▶ **The task**
Restate the material word for word and leave out anything that is a picture.

** START Supplied data **

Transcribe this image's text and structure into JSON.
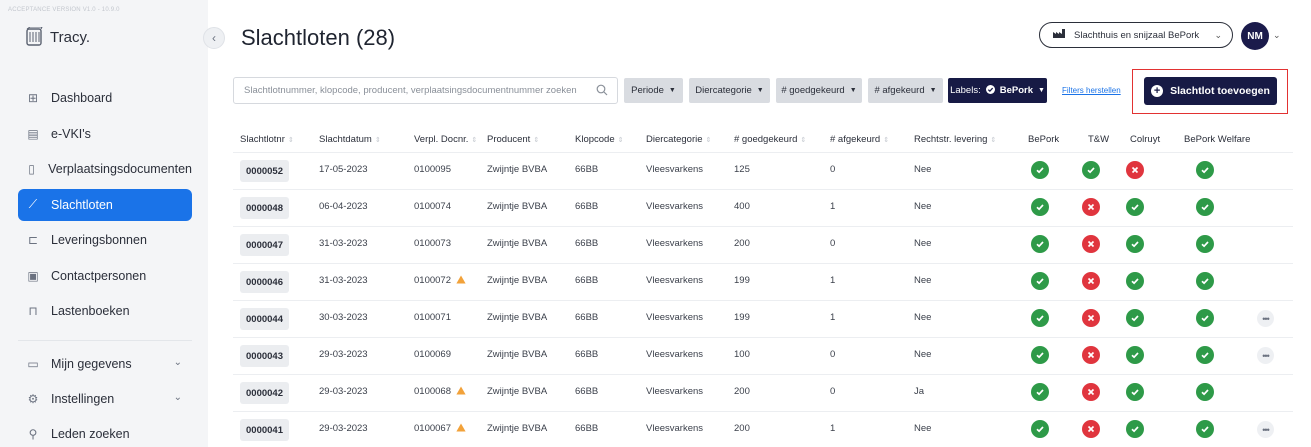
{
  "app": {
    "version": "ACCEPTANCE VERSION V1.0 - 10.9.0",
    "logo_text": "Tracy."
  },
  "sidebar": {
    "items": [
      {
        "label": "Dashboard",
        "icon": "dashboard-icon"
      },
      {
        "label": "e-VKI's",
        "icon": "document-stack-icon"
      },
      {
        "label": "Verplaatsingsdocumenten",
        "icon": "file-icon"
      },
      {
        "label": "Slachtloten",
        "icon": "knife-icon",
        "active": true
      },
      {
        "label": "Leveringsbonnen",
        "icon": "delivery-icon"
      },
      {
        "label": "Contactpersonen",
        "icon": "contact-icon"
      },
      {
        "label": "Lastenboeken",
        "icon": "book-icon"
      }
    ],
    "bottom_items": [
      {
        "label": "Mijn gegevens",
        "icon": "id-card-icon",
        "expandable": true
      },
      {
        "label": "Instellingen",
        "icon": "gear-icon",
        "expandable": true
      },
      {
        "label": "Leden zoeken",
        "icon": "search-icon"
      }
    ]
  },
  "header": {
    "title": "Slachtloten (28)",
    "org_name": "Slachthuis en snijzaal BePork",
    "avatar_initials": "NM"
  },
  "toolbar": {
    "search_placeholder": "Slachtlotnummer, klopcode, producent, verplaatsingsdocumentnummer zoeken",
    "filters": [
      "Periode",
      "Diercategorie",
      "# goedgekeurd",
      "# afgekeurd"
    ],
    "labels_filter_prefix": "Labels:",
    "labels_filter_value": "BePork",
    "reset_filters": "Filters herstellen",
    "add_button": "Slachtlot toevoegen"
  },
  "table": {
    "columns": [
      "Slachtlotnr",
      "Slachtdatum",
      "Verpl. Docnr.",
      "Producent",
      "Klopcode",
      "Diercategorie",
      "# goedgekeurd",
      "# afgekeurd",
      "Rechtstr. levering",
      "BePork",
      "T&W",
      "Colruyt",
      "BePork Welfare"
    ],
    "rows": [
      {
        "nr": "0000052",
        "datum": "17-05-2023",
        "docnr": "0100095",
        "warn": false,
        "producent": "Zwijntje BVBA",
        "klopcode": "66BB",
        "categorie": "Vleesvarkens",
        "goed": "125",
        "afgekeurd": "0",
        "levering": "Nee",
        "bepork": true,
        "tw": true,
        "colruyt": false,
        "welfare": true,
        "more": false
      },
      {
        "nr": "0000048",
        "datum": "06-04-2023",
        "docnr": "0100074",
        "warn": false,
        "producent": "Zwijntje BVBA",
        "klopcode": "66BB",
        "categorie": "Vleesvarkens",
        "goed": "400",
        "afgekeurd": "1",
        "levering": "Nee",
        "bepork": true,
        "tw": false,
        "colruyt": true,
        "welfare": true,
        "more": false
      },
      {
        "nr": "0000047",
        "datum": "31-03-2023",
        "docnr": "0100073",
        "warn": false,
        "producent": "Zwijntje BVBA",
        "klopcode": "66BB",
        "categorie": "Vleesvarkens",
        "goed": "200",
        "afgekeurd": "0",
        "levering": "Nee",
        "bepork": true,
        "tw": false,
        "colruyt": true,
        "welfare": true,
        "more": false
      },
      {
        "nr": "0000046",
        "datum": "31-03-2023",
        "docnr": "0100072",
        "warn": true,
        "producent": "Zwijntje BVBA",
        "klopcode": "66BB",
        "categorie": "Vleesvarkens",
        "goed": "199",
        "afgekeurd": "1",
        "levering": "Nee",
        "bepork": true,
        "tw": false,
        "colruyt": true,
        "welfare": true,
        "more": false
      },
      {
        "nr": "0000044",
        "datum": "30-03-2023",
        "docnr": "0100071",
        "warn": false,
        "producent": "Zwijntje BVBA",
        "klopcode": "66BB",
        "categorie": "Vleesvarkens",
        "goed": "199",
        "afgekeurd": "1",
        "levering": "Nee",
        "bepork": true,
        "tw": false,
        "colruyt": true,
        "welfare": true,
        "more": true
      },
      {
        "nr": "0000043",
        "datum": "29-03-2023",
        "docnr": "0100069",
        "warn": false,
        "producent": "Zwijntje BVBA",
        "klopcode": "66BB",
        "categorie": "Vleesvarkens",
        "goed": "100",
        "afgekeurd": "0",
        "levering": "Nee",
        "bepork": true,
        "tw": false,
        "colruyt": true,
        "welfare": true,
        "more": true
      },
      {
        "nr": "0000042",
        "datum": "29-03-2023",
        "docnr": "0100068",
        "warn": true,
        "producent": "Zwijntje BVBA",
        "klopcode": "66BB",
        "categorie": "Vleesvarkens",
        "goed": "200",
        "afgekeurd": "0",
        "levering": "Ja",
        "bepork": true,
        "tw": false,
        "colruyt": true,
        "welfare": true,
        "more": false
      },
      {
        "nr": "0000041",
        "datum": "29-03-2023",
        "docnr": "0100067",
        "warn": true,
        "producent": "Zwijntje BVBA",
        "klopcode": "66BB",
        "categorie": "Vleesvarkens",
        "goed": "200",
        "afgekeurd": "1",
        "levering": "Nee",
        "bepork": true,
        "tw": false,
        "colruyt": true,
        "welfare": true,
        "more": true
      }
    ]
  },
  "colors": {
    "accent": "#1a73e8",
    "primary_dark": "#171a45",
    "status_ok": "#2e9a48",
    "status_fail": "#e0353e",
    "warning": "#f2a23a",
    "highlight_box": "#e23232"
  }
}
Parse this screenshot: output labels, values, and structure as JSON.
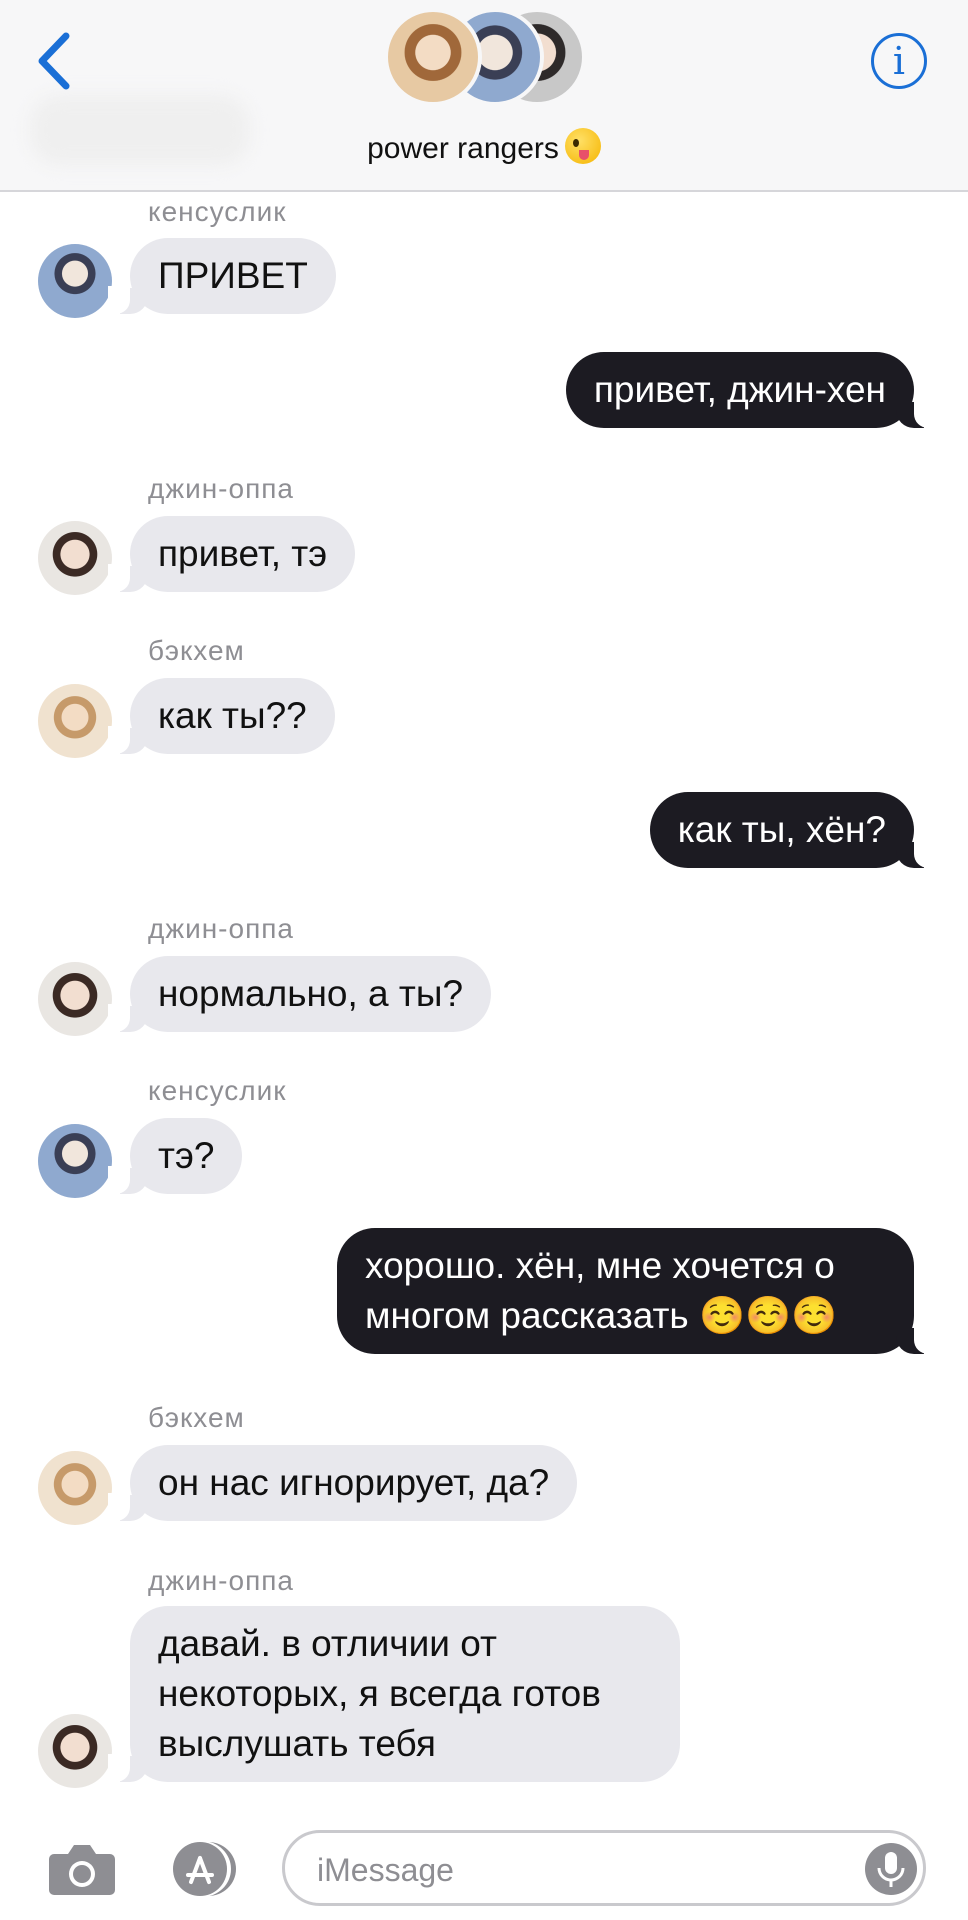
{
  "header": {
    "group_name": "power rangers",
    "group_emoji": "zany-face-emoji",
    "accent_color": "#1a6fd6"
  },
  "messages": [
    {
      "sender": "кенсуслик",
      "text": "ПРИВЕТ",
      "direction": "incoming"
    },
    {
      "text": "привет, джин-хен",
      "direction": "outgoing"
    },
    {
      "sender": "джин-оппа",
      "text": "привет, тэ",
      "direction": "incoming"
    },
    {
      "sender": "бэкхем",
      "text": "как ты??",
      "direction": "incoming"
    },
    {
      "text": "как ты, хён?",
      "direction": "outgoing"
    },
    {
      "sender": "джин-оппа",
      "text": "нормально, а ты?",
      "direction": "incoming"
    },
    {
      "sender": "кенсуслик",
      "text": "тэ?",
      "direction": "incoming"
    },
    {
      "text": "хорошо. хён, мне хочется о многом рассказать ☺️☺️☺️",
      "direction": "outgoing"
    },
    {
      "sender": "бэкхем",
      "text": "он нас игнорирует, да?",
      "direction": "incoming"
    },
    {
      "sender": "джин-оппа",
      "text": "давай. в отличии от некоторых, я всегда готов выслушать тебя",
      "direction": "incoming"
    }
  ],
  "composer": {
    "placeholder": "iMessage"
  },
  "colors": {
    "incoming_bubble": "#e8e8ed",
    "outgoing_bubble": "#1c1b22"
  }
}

** END Supplied data **

▶ **Full response**
Transcribe this image's text and structure into JSON.
{
  "app": {
    "version": "ACCEPTANCE VERSION V1.0 - 10.9.0",
    "logo_text": "Tracy."
  },
  "sidebar": {
    "items": [
      {
        "label": "Dashboard",
        "icon": "dashboard-icon"
      },
      {
        "label": "e-VKI's",
        "icon": "document-stack-icon"
      },
      {
        "label": "Verplaatsingsdocumenten",
        "icon": "file-icon"
      },
      {
        "label": "Slachtloten",
        "icon": "knife-icon",
        "active": true
      },
      {
        "label": "Leveringsbonnen",
        "icon": "delivery-icon"
      },
      {
        "label": "Contactpersonen",
        "icon": "contact-icon"
      },
      {
        "label": "Lastenboeken",
        "icon": "book-icon"
      }
    ],
    "bottom_items": [
      {
        "label": "Mijn gegevens",
        "icon": "id-card-icon",
        "expandable": true
      },
      {
        "label": "Instellingen",
        "icon": "gear-icon",
        "expandable": true
      },
      {
        "label": "Leden zoeken",
        "icon": "search-icon"
      }
    ]
  },
  "header": {
    "title": "Slachtloten (28)",
    "org_name": "Slachthuis en snijzaal BePork",
    "avatar_initials": "NM"
  },
  "toolbar": {
    "search_placeholder": "Slachtlotnummer, klopcode, producent, verplaatsingsdocumentnummer zoeken",
    "filters": [
      "Periode",
      "Diercategorie",
      "# goedgekeurd",
      "# afgekeurd"
    ],
    "labels_filter_prefix": "Labels:",
    "labels_filter_value": "BePork",
    "reset_filters": "Filters herstellen",
    "add_button": "Slachtlot toevoegen"
  },
  "table": {
    "columns": [
      "Slachtlotnr",
      "Slachtdatum",
      "Verpl. Docnr.",
      "Producent",
      "Klopcode",
      "Diercategorie",
      "# goedgekeurd",
      "# afgekeurd",
      "Rechtstr. levering",
      "BePork",
      "T&W",
      "Colruyt",
      "BePork Welfare"
    ],
    "rows": [
      {
        "nr": "0000052",
        "datum": "17-05-2023",
        "docnr": "0100095",
        "warn": false,
        "producent": "Zwijntje BVBA",
        "klopcode": "66BB",
        "categorie": "Vleesvarkens",
        "goed": "125",
        "afgekeurd": "0",
        "levering": "Nee",
        "bepork": true,
        "tw": true,
        "colruyt": false,
        "welfare": true,
        "more": false
      },
      {
        "nr": "0000048",
        "datum": "06-04-2023",
        "docnr": "0100074",
        "warn": false,
        "producent": "Zwijntje BVBA",
        "klopcode": "66BB",
        "categorie": "Vleesvarkens",
        "goed": "400",
        "afgekeurd": "1",
        "levering": "Nee",
        "bepork": true,
        "tw": false,
        "colruyt": true,
        "welfare": true,
        "more": false
      },
      {
        "nr": "0000047",
        "datum": "31-03-2023",
        "docnr": "0100073",
        "warn": false,
        "producent": "Zwijntje BVBA",
        "klopcode": "66BB",
        "categorie": "Vleesvarkens",
        "goed": "200",
        "afgekeurd": "0",
        "levering": "Nee",
        "bepork": true,
        "tw": false,
        "colruyt": true,
        "welfare": true,
        "more": false
      },
      {
        "nr": "0000046",
        "datum": "31-03-2023",
        "docnr": "0100072",
        "warn": true,
        "producent": "Zwijntje BVBA",
        "klopcode": "66BB",
        "categorie": "Vleesvarkens",
        "goed": "199",
        "afgekeurd": "1",
        "levering": "Nee",
        "bepork": true,
        "tw": false,
        "colruyt": true,
        "welfare": true,
        "more": false
      },
      {
        "nr": "0000044",
        "datum": "30-03-2023",
        "docnr": "0100071",
        "warn": false,
        "producent": "Zwijntje BVBA",
        "klopcode": "66BB",
        "categorie": "Vleesvarkens",
        "goed": "199",
        "afgekeurd": "1",
        "levering": "Nee",
        "bepork": true,
        "tw": false,
        "colruyt": true,
        "welfare": true,
        "more": true
      },
      {
        "nr": "0000043",
        "datum": "29-03-2023",
        "docnr": "0100069",
        "warn": false,
        "producent": "Zwijntje BVBA",
        "klopcode": "66BB",
        "categorie": "Vleesvarkens",
        "goed": "100",
        "afgekeurd": "0",
        "levering": "Nee",
        "bepork": true,
        "tw": false,
        "colruyt": true,
        "welfare": true,
        "more": true
      },
      {
        "nr": "0000042",
        "datum": "29-03-2023",
        "docnr": "0100068",
        "warn": true,
        "producent": "Zwijntje BVBA",
        "klopcode": "66BB",
        "categorie": "Vleesvarkens",
        "goed": "200",
        "afgekeurd": "0",
        "levering": "Ja",
        "bepork": true,
        "tw": false,
        "colruyt": true,
        "welfare": true,
        "more": false
      },
      {
        "nr": "0000041",
        "datum": "29-03-2023",
        "docnr": "0100067",
        "warn": true,
        "producent": "Zwijntje BVBA",
        "klopcode": "66BB",
        "categorie": "Vleesvarkens",
        "goed": "200",
        "afgekeurd": "1",
        "levering": "Nee",
        "bepork": true,
        "tw": false,
        "colruyt": true,
        "welfare": true,
        "more": true
      }
    ]
  },
  "colors": {
    "accent": "#1a73e8",
    "primary_dark": "#171a45",
    "status_ok": "#2e9a48",
    "status_fail": "#e0353e",
    "warning": "#f2a23a",
    "highlight_box": "#e23232"
  }
}
Parse this screenshot: output labels, values, and structure as JSON.
{
  "header": {
    "group_name": "power rangers",
    "group_emoji": "zany-face-emoji",
    "accent_color": "#1a6fd6"
  },
  "messages": [
    {
      "sender": "кенсуслик",
      "text": "ПРИВЕТ",
      "direction": "incoming"
    },
    {
      "text": "привет, джин-хен",
      "direction": "outgoing"
    },
    {
      "sender": "джин-оппа",
      "text": "привет, тэ",
      "direction": "incoming"
    },
    {
      "sender": "бэкхем",
      "text": "как ты??",
      "direction": "incoming"
    },
    {
      "text": "как ты, хён?",
      "direction": "outgoing"
    },
    {
      "sender": "джин-оппа",
      "text": "нормально, а ты?",
      "direction": "incoming"
    },
    {
      "sender": "кенсуслик",
      "text": "тэ?",
      "direction": "incoming"
    },
    {
      "text": "хорошо. хён, мне хочется о многом рассказать ☺️☺️☺️",
      "direction": "outgoing"
    },
    {
      "sender": "бэкхем",
      "text": "он нас игнорирует, да?",
      "direction": "incoming"
    },
    {
      "sender": "джин-оппа",
      "text": "давай. в отличии от некоторых, я всегда готов выслушать тебя",
      "direction": "incoming"
    }
  ],
  "composer": {
    "placeholder": "iMessage"
  },
  "colors": {
    "incoming_bubble": "#e8e8ed",
    "outgoing_bubble": "#1c1b22"
  }
}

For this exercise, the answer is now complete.